• RECORD LIST
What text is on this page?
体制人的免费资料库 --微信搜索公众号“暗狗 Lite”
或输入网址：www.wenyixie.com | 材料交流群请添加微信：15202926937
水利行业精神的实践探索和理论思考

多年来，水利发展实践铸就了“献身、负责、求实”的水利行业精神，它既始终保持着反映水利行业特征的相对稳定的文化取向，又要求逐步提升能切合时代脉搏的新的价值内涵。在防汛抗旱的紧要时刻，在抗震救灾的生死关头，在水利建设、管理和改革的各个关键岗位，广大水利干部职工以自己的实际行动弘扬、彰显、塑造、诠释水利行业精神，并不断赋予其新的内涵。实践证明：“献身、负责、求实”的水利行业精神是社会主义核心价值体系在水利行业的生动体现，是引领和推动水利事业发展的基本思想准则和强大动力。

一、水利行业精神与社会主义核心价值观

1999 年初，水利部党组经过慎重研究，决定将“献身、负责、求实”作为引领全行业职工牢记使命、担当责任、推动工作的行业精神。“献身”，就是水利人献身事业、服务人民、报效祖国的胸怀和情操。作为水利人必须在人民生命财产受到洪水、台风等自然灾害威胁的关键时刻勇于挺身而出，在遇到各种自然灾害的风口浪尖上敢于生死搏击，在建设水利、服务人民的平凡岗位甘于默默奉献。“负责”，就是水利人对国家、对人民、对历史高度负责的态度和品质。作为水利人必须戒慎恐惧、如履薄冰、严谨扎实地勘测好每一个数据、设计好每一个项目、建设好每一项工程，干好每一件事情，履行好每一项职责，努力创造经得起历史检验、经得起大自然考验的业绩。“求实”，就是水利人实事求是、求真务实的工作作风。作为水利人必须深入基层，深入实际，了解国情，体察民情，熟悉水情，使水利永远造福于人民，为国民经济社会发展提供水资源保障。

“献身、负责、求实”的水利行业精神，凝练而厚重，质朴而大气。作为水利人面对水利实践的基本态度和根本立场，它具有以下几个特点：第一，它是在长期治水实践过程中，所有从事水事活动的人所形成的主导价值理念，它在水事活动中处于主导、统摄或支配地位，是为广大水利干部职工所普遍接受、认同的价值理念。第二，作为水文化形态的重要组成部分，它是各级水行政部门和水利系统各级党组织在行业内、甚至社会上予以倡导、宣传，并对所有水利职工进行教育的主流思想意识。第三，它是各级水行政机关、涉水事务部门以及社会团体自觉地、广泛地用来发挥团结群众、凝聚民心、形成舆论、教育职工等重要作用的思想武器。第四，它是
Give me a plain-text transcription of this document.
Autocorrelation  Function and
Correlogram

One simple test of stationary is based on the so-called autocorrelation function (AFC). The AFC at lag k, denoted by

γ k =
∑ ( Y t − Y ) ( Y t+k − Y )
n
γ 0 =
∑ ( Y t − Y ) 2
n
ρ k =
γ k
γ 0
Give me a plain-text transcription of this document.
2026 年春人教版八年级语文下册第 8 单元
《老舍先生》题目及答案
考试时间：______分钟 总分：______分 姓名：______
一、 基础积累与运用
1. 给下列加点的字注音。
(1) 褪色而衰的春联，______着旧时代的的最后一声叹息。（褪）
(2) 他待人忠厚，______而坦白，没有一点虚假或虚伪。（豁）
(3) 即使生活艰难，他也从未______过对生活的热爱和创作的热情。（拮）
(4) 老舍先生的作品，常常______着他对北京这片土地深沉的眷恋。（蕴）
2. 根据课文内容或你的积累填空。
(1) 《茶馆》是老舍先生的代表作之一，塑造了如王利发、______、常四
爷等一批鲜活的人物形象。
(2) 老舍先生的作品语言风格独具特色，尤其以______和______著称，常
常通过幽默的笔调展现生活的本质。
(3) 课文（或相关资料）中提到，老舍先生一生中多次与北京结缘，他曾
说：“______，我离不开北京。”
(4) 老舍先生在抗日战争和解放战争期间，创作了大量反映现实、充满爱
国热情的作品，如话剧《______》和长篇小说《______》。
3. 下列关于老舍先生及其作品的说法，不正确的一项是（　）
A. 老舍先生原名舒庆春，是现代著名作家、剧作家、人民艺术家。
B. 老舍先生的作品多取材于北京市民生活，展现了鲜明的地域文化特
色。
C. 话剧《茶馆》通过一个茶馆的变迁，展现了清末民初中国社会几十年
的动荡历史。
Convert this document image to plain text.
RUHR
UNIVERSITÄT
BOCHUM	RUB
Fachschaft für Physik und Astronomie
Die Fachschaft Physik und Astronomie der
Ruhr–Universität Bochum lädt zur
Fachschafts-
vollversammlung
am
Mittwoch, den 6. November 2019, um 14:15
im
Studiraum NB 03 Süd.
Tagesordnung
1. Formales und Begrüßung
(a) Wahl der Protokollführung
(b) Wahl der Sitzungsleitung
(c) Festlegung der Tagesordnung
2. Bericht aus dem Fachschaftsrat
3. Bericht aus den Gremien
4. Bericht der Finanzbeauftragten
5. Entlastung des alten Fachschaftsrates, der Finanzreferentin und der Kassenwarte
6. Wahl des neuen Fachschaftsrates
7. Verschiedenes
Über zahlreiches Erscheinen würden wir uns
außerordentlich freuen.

• PROBLEM TO WORK ON
Please reproduce the entire listing, exactly as shown.

• WRITTEN ANSWER
What text is on this page?
体制人的免费资料库 --微信搜索公众号“暗狗 Lite”
或输入网址：www.wenyixie.com | 材料交流群请添加微信：15202926937
水利行业精神的实践探索和理论思考

多年来，水利发展实践铸就了“献身、负责、求实”的水利行业精神，它既始终保持着反映水利行业特征的相对稳定的文化取向，又要求逐步提升能切合时代脉搏的新的价值内涵。在防汛抗旱的紧要时刻，在抗震救灾的生死关头，在水利建设、管理和改革的各个关键岗位，广大水利干部职工以自己的实际行动弘扬、彰显、塑造、诠释水利行业精神，并不断赋予其新的内涵。实践证明：“献身、负责、求实”的水利行业精神是社会主义核心价值体系在水利行业的生动体现，是引领和推动水利事业发展的基本思想准则和强大动力。

一、水利行业精神与社会主义核心价值观

1999 年初，水利部党组经过慎重研究，决定将“献身、负责、求实”作为引领全行业职工牢记使命、担当责任、推动工作的行业精神。“献身”，就是水利人献身事业、服务人民、报效祖国的胸怀和情操。作为水利人必须在人民生命财产受到洪水、台风等自然灾害威胁的关键时刻勇于挺身而出，在遇到各种自然灾害的风口浪尖上敢于生死搏击，在建设水利、服务人民的平凡岗位甘于默默奉献。“负责”，就是水利人对国家、对人民、对历史高度负责的态度和品质。作为水利人必须戒慎恐惧、如履薄冰、严谨扎实地勘测好每一个数据、设计好每一个项目、建设好每一项工程，干好每一件事情，履行好每一项职责，努力创造经得起历史检验、经得起大自然考验的业绩。“求实”，就是水利人实事求是、求真务实的工作作风。作为水利人必须深入基层，深入实际，了解国情，体察民情，熟悉水情，使水利永远造福于人民，为国民经济社会发展提供水资源保障。

“献身、负责、求实”的水利行业精神，凝练而厚重，质朴而大气。作为水利人面对水利实践的基本态度和根本立场，它具有以下几个特点：第一，它是在长期治水实践过程中，所有从事水事活动的人所形成的主导价值理念，它在水事活动中处于主导、统摄或支配地位，是为广大水利干部职工所普遍接受、认同的价值理念。第二，作为水文化形态的重要组成部分，它是各级水行政部门和水利系统各级党组织在行业内、甚至社会上予以倡导、宣传，并对所有水利职工进行教育的主流思想意识。第三，它是各级水行政机关、涉水事务部门以及社会团体自觉地、广泛地用来发挥团结群众、凝聚民心、形成舆论、教育职工等重要作用的思想武器。第四，它是
Give me a plain-text transcription of this document.
Autocorrelation  Function and
Correlogram

One simple test of stationary is based on the so-called autocorrelation function (AFC). The AFC at lag k, denoted by

γ k =
∑ ( Y t − Y ) ( Y t+k − Y )
n
γ 0 =
∑ ( Y t − Y ) 2
n
ρ k =
γ k
γ 0
Give me a plain-text transcription of this document.
2026 年春人教版八年级语文下册第 8 单元
《老舍先生》题目及答案
考试时间：______分钟 总分：______分 姓名：______
一、 基础积累与运用
1. 给下列加点的字注音。
(1) 褪色而衰的春联，______着旧时代的的最后一声叹息。（褪）
(2) 他待人忠厚，______而坦白，没有一点虚假或虚伪。（豁）
(3) 即使生活艰难，他也从未______过对生活的热爱和创作的热情。（拮）
(4) 老舍先生的作品，常常______着他对北京这片土地深沉的眷恋。（蕴）
2. 根据课文内容或你的积累填空。
(1) 《茶馆》是老舍先生的代表作之一，塑造了如王利发、______、常四
爷等一批鲜活的人物形象。
(2) 老舍先生的作品语言风格独具特色，尤其以______和______著称，常
常通过幽默的笔调展现生活的本质。
(3) 课文（或相关资料）中提到，老舍先生一生中多次与北京结缘，他曾
说：“______，我离不开北京。”
(4) 老舍先生在抗日战争和解放战争期间，创作了大量反映现实、充满爱
国热情的作品，如话剧《______》和长篇小说《______》。
3. 下列关于老舍先生及其作品的说法，不正确的一项是（　）
A. 老舍先生原名舒庆春，是现代著名作家、剧作家、人民艺术家。
B. 老舍先生的作品多取材于北京市民生活，展现了鲜明的地域文化特
色。
C. 话剧《茶馆》通过一个茶馆的变迁，展现了清末民初中国社会几十年
的动荡历史。
Convert this document image to plain text.
RUHR
UNIVERSITÄT
BOCHUM	RUB
Fachschaft für Physik und Astronomie
Die Fachschaft Physik und Astronomie der
Ruhr–Universität Bochum lädt zur
Fachschafts-
vollversammlung
am
Mittwoch, den 6. November 2019, um 14:15
im
Studiraum NB 03 Süd.
Tagesordnung
1. Formales und Begrüßung
(a) Wahl der Protokollführung
(b) Wahl der Sitzungsleitung
(c) Festlegung der Tagesordnung
2. Bericht aus dem Fachschaftsrat
3. Bericht aus den Gremien
4. Bericht der Finanzbeauftragten
5. Entlastung des alten Fachschaftsrates, der Finanzreferentin und der Kassenwarte
6. Wahl des neuen Fachschaftsrates
7. Verschiedenes
Über zahlreiches Erscheinen würden wir uns
außerordentlich freuen.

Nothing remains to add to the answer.